Problem set:
1 > In the passage on misogynoir, rewrite the part that opens with the words "Misogynoir is misogyny" and closes with "systems of oppression.", putting "Bailey" in place of "Moya Bailey".
2 > According to the passage on misogynoir, on which blog did Bailey first use the term?
3 > Please sum up the passage on misogynoir in two sentences.

Document extract:
Misogynoir is misogyny directed towards black women where race and gender both play roles in bias.[1] The term was coined by black feminist Moya Bailey in 2010 to address misogyny directed toward black women in American visual and popular culture.[2] Trudy of Gradient Lair, a womanist blog about black women and art, media, social media, socio-politics and culture, has also been credited in developing the lexical definition of the term.[3]

Moya Bailey describes misogynoir as "where racism and sexism meet, an understanding of anti-Black misogyny."[4] The concept is grounded in the theory of intersectionality, which analyzes how various social identities such as race, gender, class, and sexual orientation interrelate in systems of oppression.


Bailey coined the term misogynoir in 2010 while she was a graduate student at Emory University. She first used it on the Crunk Feminist Collective blog to discuss misogyny toward black women in hip hop music.[5][6] Misogynoir combines misogyny and noir to describe anti-black sexism faced by black women. Bailey considered other terms, such as sistagyny, before settling on misogynoir.

The media connotation of noir factored into Bailey's decision. In 2013, an article by Bailey on misogynoir and gender oppression in hip-hop was published in Souls: A Critical Journal of Black Politics, Culture, and Society.[7] The concept of misogynoir has been accepted and used as a term by many black feminists and cultural critics, especially in the blogosphere.[8][9][10] In a foreword to Michele Wallace's book Black Macho and the Myth of the Superwoman, Jamilah Lemieux wrote that misogynoir "can come even from those who are black, who were raised by black women and profess to value black people."[11]

In an article in the Albany Law Review, authors Aimee Wodda and Vanessa R. Panfil write that trans women of color experience violence at a greater rate than other populations. This transmisogyny towards black people has been characterized as "transmisogynoir".[12]

The term transmisogynoir was created to refer to the intersection between transmisogyny and misogynoir, meaning the oppression of black trans women. Transmisogynoir encomposes transphobia, misogyny, and antiblackness. It was coined by Trudy of the womanist blog Gradient Lair.[13]


Protest against misogynoir

Though misogynoir can be perpetrated by anyone, the term most often refers to the misogyny experienced by black women at the hands of black men. As the plight of the black man in America remains at the forefront of society, black feminist work as well as the issues similarly facing African American women are erased and ignored.

Data:
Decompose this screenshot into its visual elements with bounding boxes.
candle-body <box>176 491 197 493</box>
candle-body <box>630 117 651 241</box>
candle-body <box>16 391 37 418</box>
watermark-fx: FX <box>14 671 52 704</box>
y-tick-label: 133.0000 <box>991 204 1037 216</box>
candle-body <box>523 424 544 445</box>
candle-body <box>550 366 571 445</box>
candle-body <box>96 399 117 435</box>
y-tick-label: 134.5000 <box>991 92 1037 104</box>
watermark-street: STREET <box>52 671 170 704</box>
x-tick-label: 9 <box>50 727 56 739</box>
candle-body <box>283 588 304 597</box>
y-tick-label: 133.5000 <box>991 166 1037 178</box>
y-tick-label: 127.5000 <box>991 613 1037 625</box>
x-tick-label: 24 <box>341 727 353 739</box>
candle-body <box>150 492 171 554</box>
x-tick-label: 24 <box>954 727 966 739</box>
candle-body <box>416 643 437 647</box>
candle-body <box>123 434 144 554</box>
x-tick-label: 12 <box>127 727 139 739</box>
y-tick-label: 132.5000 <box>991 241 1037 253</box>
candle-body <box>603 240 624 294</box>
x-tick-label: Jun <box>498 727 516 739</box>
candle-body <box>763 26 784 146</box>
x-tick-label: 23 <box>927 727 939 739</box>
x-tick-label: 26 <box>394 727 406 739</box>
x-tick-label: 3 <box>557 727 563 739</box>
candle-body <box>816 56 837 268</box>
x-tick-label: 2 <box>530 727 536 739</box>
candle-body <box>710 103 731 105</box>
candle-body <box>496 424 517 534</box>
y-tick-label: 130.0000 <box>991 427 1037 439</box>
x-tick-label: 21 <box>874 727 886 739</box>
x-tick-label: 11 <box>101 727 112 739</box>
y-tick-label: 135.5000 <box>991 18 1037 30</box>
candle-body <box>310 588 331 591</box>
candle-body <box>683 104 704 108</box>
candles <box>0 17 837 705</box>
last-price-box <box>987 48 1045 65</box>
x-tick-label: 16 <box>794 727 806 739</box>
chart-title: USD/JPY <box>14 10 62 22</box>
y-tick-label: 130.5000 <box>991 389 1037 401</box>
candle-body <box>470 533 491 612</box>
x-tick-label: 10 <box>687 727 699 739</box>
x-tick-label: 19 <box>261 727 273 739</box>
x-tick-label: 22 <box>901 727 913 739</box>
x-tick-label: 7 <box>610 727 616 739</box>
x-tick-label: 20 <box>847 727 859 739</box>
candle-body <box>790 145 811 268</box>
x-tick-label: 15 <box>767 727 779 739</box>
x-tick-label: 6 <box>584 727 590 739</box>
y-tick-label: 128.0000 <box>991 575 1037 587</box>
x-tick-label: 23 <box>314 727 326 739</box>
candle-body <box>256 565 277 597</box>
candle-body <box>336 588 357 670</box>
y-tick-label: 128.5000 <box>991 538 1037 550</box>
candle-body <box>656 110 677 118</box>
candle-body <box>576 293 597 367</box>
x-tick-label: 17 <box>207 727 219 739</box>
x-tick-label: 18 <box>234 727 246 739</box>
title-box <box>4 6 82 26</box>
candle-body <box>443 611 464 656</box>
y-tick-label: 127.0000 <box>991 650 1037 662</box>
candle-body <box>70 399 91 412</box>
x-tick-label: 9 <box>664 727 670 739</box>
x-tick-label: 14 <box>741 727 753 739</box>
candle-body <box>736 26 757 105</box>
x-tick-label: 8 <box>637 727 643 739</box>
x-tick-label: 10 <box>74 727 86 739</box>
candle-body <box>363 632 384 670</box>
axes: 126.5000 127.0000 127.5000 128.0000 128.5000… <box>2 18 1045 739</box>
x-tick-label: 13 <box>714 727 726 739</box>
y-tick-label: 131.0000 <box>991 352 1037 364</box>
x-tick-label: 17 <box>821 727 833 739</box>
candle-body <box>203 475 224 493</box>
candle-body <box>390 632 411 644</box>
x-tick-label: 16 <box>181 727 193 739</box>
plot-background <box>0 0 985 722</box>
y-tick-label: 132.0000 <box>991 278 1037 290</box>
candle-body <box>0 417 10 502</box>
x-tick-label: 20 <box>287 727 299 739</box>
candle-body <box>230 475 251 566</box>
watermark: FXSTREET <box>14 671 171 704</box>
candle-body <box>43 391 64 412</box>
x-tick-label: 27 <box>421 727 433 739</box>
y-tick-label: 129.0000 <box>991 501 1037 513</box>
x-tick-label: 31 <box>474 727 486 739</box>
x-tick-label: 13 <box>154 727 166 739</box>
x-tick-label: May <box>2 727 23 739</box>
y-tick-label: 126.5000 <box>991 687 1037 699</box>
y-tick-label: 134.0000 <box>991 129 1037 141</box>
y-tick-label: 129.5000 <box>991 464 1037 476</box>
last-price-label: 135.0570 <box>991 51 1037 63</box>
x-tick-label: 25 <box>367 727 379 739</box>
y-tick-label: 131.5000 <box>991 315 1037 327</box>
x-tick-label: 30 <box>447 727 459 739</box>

Final answers:
1 >
Misogynoir is misogyny directed towards black women where race and gender both play roles in bias.[1] The term was coined by black feminist Bailey in 2010 to address misogyny directed toward black women in American visual and popular culture.[2] Trudy of Gradient Lair, a womanist blog about black women and art, media, social media, socio-politics and culture, has also been credited in developing the lexical definition of the term.[3]

Bailey describes misogynoir as "where racism and sexism meet, an understanding of anti-Black misogyny."[4] The concept is grounded in the theory of intersectionality, which analyzes how various social identities such as race, gender, class, and sexual orientation interrelate in systems of oppression.

2 > The Crunk Feminist Collective blog.

3 > Misogynoir is misogyny directed toward black women in which race and gender both play roles in bias; black feminist Moya Bailey coined the term in 2010, and the concept is grounded in the theory of intersectionality. The related term transmisogynoir, coined by Trudy of the womanist blog Gradient Lair, refers to the oppression of black trans women.